Element location data:

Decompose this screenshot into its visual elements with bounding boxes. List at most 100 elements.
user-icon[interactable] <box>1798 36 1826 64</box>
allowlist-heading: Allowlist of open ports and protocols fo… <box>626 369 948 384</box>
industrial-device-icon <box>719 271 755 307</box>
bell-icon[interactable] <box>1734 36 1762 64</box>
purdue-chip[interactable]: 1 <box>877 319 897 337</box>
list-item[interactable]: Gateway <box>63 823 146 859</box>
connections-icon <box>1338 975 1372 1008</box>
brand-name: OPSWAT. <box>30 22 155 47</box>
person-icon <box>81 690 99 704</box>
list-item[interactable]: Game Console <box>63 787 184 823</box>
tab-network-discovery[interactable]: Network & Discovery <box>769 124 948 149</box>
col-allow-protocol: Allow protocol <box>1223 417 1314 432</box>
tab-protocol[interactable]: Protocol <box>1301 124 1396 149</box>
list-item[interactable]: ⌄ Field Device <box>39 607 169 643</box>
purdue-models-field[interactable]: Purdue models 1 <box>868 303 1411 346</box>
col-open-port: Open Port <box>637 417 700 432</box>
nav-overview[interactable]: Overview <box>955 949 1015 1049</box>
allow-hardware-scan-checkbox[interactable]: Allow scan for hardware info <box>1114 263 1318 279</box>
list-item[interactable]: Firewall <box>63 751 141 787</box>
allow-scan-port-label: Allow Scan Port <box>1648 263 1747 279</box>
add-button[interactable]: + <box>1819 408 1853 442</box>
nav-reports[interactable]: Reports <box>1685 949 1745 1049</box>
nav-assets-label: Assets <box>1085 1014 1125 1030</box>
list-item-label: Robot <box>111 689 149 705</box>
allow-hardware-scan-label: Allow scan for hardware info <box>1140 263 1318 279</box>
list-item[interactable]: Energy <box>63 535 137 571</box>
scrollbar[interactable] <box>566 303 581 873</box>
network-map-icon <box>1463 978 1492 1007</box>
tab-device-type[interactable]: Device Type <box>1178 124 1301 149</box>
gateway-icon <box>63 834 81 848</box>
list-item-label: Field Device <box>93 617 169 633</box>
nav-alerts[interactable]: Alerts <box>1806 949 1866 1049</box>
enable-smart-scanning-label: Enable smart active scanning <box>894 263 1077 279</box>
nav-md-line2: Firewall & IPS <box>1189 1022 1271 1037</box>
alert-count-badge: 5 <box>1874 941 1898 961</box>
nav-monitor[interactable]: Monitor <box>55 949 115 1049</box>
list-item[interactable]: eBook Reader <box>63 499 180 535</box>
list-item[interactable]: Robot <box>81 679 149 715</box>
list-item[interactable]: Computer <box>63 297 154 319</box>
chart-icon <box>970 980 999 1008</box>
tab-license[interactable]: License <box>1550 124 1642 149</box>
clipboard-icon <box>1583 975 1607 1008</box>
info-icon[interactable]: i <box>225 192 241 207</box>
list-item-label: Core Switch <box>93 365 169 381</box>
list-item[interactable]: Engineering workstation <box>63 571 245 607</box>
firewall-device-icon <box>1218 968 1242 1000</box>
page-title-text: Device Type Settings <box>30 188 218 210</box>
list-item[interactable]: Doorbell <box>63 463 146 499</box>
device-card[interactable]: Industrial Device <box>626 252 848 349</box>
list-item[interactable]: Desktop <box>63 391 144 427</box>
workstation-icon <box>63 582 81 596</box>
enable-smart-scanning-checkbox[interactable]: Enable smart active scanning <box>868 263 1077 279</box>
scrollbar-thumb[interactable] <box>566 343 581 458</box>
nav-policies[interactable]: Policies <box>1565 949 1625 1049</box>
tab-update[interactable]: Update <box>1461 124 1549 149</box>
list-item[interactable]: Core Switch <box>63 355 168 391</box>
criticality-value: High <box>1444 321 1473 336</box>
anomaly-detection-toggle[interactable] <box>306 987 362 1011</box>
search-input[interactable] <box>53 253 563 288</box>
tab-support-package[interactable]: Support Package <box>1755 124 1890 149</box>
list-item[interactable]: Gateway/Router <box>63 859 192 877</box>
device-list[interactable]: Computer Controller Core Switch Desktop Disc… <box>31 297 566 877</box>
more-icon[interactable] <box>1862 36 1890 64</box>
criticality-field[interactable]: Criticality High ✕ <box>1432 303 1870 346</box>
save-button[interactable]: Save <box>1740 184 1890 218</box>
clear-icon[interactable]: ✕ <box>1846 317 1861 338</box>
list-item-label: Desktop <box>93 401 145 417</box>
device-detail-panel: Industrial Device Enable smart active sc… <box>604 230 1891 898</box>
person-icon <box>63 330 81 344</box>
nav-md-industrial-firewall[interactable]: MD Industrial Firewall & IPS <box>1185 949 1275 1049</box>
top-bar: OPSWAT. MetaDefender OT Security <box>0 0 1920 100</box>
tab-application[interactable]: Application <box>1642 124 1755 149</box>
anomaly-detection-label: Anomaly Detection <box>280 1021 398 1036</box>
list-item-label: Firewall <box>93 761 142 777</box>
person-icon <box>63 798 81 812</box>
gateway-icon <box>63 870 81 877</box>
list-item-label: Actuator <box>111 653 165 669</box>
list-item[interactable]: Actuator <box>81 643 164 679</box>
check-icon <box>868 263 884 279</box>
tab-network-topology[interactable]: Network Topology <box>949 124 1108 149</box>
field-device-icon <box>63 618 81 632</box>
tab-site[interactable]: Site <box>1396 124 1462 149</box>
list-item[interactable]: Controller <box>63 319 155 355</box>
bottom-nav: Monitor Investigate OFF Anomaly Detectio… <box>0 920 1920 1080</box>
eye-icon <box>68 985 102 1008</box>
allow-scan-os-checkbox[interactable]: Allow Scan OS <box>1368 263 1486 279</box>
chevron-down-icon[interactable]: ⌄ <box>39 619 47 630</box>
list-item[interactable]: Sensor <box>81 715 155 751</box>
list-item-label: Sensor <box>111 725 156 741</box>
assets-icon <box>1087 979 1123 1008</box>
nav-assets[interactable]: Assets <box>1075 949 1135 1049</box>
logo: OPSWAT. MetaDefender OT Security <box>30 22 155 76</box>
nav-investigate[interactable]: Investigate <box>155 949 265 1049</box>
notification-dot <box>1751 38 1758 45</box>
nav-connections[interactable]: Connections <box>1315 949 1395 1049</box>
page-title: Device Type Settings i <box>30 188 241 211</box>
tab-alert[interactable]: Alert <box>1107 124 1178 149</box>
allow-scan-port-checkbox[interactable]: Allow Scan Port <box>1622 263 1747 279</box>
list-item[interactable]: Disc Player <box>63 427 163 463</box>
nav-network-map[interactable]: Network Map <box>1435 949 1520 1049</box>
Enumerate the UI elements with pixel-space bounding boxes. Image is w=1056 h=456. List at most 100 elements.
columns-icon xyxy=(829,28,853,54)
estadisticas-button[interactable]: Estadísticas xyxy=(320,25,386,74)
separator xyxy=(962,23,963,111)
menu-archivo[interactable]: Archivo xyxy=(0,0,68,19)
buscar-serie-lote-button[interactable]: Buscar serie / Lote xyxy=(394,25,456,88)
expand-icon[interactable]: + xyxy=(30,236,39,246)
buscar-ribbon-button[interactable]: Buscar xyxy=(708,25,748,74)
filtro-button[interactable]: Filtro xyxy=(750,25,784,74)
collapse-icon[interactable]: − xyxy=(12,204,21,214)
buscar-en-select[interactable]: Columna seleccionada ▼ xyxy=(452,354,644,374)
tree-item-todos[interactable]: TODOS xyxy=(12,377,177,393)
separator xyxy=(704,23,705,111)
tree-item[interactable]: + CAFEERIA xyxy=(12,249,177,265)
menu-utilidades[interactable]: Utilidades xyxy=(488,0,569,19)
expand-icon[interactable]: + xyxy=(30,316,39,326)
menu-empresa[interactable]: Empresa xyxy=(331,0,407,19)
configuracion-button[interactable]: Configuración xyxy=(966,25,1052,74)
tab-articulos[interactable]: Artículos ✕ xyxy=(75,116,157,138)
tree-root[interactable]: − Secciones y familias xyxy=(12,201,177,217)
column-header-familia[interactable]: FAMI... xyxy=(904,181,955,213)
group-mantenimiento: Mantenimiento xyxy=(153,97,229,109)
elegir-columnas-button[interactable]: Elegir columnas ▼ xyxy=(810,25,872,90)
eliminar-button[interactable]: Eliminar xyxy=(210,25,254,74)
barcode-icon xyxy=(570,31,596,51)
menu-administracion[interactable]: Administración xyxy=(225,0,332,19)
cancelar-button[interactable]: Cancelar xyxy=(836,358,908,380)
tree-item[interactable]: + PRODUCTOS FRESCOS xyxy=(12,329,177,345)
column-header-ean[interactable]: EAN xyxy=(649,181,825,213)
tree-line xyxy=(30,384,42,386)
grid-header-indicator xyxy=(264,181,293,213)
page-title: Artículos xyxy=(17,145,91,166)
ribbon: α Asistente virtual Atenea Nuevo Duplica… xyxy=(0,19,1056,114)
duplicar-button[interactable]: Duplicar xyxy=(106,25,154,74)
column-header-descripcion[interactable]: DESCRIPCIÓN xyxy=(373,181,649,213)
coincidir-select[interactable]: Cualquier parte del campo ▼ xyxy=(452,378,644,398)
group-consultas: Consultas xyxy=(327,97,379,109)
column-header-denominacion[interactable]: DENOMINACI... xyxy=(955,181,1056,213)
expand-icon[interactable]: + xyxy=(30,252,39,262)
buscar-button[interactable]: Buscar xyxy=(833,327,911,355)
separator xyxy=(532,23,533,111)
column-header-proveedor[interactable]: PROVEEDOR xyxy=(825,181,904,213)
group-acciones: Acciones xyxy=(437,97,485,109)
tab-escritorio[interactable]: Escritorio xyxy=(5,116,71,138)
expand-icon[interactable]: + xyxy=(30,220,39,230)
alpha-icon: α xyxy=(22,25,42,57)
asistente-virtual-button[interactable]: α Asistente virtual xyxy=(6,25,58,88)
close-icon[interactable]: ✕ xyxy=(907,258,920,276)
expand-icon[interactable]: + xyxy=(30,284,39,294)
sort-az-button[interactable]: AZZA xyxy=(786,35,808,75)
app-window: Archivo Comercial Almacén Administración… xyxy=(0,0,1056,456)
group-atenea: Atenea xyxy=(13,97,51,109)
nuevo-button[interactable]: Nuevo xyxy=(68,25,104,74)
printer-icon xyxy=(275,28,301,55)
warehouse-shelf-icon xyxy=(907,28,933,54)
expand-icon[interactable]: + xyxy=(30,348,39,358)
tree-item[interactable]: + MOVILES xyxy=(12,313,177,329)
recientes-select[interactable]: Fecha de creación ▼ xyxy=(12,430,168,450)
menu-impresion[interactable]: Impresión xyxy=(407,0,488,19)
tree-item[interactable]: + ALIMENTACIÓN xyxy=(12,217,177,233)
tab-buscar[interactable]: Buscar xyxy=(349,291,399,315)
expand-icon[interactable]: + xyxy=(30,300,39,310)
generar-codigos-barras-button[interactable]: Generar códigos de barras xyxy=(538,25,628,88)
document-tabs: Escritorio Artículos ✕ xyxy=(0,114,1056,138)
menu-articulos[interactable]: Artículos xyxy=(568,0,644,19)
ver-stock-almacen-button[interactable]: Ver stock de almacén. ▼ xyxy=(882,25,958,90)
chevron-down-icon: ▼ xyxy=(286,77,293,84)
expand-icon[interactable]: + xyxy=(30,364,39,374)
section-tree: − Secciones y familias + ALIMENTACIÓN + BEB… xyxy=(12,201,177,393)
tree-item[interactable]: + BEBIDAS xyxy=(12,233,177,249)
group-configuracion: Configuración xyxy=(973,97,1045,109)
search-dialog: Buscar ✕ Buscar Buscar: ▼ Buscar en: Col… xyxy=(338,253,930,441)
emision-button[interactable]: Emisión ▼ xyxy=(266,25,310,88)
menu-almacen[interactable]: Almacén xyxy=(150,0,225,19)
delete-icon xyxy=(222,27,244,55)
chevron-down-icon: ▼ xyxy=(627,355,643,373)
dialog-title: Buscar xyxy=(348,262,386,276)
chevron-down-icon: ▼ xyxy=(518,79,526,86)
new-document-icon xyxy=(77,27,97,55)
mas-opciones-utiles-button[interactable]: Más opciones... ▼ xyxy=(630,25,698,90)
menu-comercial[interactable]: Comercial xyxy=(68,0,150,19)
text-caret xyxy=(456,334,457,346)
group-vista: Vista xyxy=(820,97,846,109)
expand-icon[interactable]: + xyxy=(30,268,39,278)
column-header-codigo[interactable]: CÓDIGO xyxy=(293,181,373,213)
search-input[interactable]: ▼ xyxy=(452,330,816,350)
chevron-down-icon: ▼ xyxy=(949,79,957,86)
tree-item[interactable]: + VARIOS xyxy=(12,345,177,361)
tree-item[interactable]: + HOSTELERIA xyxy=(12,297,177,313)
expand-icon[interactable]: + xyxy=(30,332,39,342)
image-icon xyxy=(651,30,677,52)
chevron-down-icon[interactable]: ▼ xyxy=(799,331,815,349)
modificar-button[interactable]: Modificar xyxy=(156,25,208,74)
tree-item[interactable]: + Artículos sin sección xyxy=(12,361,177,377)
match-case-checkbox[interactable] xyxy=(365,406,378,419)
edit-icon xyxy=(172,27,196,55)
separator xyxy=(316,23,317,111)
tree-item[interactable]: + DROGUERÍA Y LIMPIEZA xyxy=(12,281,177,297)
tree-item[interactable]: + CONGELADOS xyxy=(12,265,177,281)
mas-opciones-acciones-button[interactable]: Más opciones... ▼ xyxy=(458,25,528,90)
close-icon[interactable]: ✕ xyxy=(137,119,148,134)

▸ **Goal**: How many lines of the data above contain the string "MetaDefender", matching case exactly? Reply with the number alone.

▸ **Exercise output**: 2